__WORKING DATA__
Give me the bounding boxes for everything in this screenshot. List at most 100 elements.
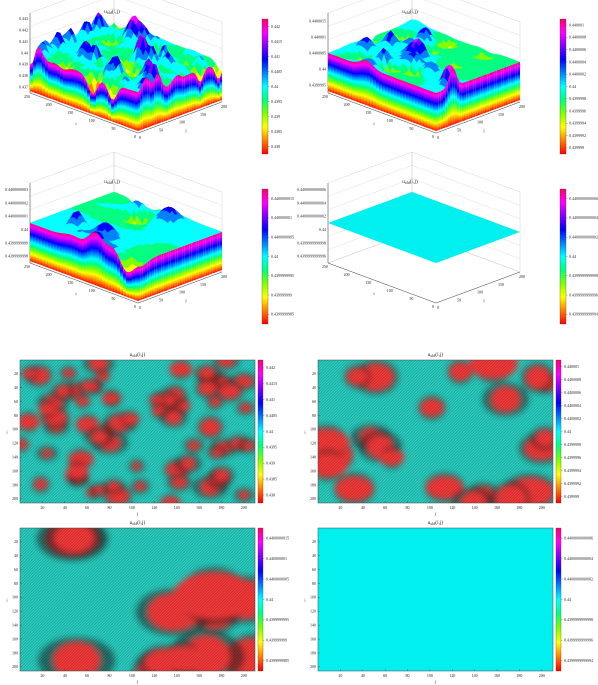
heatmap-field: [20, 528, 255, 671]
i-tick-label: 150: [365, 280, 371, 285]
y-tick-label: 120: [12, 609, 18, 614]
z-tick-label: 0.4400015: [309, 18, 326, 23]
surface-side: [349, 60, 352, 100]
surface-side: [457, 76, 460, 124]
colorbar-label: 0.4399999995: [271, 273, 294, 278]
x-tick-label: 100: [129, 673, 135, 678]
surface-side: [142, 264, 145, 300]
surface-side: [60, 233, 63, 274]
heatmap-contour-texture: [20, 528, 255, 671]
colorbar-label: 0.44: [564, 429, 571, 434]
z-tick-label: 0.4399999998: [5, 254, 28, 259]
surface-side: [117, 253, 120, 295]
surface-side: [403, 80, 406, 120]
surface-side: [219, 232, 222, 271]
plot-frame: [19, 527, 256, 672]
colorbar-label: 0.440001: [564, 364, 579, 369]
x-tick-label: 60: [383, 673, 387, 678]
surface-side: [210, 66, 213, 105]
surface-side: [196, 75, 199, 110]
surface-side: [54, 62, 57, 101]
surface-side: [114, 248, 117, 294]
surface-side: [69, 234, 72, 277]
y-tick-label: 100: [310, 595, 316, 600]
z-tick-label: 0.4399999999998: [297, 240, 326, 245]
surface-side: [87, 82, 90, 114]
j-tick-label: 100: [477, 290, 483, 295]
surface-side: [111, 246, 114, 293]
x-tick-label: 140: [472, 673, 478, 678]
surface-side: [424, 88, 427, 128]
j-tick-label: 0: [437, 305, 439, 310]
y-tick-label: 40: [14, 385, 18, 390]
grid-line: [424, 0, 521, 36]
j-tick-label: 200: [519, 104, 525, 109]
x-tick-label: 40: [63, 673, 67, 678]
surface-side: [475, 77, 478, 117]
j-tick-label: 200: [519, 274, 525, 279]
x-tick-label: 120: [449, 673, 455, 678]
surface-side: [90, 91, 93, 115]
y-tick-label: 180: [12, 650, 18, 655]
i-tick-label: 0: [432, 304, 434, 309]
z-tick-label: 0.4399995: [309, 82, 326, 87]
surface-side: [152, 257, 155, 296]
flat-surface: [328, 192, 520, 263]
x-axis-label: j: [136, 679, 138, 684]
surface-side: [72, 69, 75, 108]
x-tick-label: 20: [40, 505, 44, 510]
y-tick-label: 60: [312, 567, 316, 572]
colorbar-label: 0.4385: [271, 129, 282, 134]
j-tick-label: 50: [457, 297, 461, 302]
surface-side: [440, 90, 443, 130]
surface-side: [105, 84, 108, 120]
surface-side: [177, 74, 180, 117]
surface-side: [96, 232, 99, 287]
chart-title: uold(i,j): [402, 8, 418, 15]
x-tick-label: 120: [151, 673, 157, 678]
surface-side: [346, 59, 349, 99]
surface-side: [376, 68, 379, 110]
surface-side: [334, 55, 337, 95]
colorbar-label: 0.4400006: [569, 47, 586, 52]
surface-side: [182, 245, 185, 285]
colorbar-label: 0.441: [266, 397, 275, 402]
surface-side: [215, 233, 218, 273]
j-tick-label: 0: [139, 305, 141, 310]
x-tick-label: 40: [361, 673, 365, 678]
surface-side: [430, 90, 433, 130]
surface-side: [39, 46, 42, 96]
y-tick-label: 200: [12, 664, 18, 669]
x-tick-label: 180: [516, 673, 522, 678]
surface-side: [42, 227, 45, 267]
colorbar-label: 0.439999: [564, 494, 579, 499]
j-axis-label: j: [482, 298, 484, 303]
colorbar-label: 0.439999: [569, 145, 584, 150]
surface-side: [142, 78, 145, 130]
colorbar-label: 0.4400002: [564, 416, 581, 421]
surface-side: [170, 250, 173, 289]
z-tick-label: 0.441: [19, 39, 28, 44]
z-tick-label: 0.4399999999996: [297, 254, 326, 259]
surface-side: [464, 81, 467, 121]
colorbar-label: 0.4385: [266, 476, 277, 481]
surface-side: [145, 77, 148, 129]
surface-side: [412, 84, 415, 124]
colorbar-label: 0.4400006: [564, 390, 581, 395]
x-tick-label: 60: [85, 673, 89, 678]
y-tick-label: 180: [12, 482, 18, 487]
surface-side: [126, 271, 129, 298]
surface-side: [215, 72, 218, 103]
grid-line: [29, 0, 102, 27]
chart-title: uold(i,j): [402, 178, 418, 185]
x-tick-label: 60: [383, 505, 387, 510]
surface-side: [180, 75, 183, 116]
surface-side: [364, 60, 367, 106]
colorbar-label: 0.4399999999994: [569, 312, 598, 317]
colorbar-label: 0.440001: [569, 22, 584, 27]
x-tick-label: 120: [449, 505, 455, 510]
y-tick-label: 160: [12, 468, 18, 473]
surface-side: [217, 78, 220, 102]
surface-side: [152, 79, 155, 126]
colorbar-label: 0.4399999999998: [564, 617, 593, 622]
...
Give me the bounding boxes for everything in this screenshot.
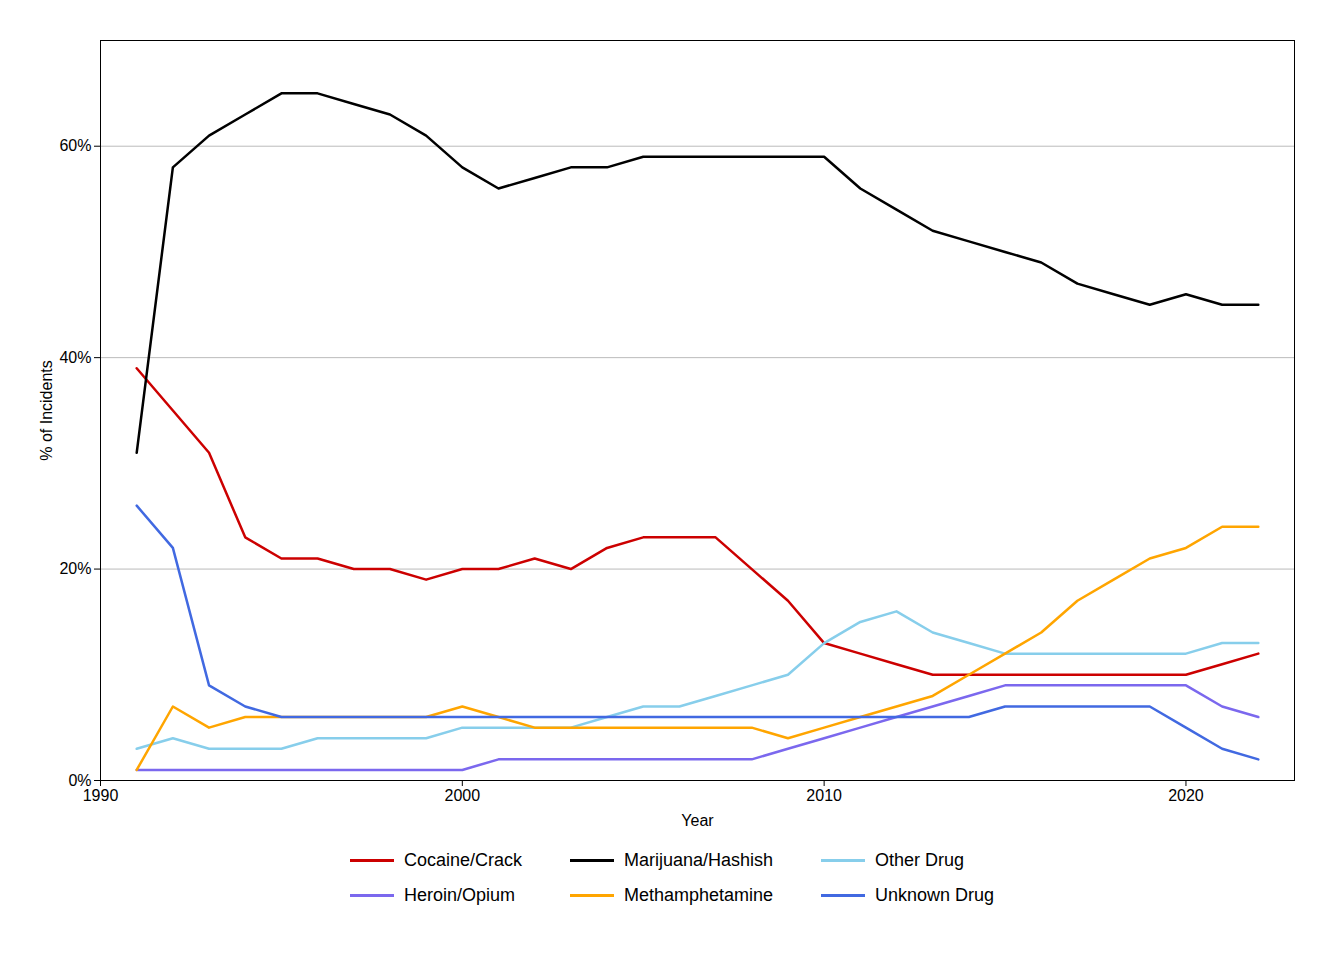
---
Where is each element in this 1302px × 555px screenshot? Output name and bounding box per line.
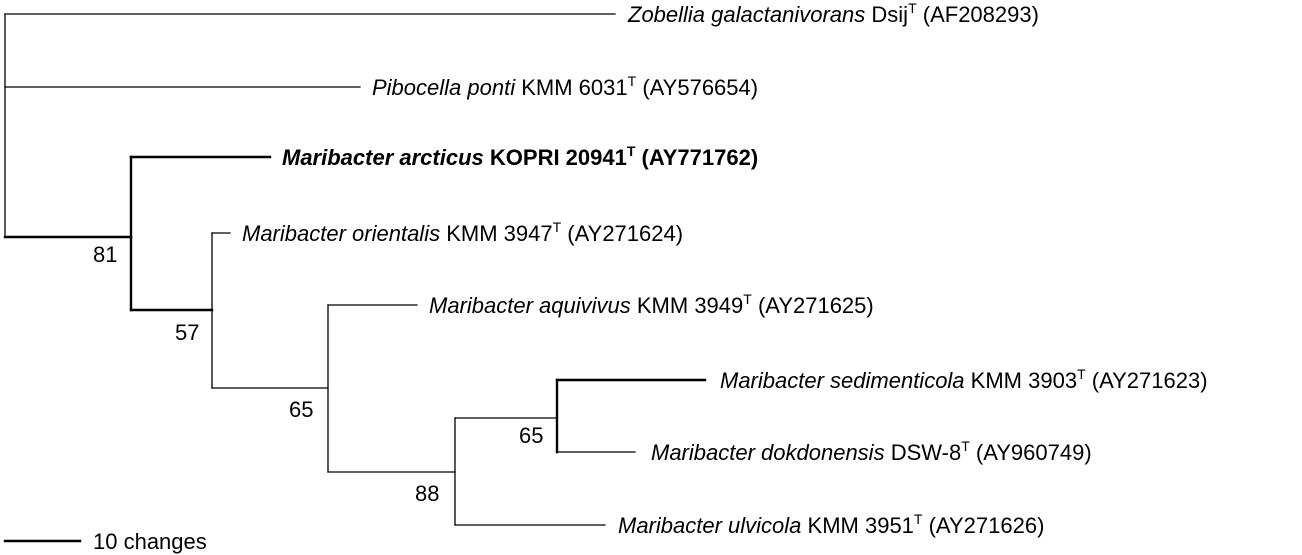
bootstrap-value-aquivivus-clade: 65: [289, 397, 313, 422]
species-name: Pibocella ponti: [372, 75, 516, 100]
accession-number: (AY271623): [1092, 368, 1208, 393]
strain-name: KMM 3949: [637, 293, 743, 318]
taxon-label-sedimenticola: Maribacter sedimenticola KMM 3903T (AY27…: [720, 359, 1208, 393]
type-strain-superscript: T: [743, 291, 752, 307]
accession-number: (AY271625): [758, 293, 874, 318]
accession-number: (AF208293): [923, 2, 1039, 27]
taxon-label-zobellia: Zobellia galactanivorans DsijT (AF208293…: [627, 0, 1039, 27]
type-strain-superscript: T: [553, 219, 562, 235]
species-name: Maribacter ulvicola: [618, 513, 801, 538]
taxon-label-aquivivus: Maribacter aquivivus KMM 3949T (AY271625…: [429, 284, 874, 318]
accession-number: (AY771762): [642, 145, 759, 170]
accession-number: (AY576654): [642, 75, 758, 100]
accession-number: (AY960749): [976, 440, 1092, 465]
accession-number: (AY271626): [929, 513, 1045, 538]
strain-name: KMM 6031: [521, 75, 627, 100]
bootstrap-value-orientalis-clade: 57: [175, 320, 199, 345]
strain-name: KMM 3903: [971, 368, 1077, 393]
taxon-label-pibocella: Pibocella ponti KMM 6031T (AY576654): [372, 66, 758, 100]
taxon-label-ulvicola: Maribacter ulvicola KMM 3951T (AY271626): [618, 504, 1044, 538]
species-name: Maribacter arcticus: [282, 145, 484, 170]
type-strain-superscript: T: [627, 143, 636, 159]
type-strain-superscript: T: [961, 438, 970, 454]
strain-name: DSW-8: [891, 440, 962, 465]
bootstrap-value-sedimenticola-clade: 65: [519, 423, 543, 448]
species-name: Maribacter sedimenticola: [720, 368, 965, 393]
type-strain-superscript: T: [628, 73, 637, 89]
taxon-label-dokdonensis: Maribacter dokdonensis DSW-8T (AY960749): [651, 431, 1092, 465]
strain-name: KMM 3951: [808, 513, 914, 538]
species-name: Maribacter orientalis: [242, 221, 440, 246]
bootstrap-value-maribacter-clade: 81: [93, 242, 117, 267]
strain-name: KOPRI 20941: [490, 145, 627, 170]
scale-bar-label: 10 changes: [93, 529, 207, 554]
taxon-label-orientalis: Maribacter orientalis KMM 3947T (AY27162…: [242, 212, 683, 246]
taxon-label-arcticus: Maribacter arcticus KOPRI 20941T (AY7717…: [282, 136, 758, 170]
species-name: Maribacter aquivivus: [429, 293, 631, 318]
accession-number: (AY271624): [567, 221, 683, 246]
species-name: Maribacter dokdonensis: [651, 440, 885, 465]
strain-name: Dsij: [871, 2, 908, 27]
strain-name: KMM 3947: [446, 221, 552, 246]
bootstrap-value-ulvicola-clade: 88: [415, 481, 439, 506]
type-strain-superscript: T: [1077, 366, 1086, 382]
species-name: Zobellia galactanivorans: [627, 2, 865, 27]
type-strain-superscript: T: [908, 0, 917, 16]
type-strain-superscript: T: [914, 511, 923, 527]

__YOUR OBJECTIVE__
Reproduce the records from the line with "most 100 elements." to the line with "surface-side: [457, 76, 460, 124]", both ends included, leaving out the pictures.

__EXERCISE ANSWER__
Give me the bounding boxes for everything in this screenshot. List at most 100 elements.
heatmap-field: [20, 528, 255, 671]
i-tick-label: 150: [365, 280, 371, 285]
y-tick-label: 120: [12, 609, 18, 614]
z-tick-label: 0.4400015: [309, 18, 326, 23]
surface-side: [349, 60, 352, 100]
surface-side: [457, 76, 460, 124]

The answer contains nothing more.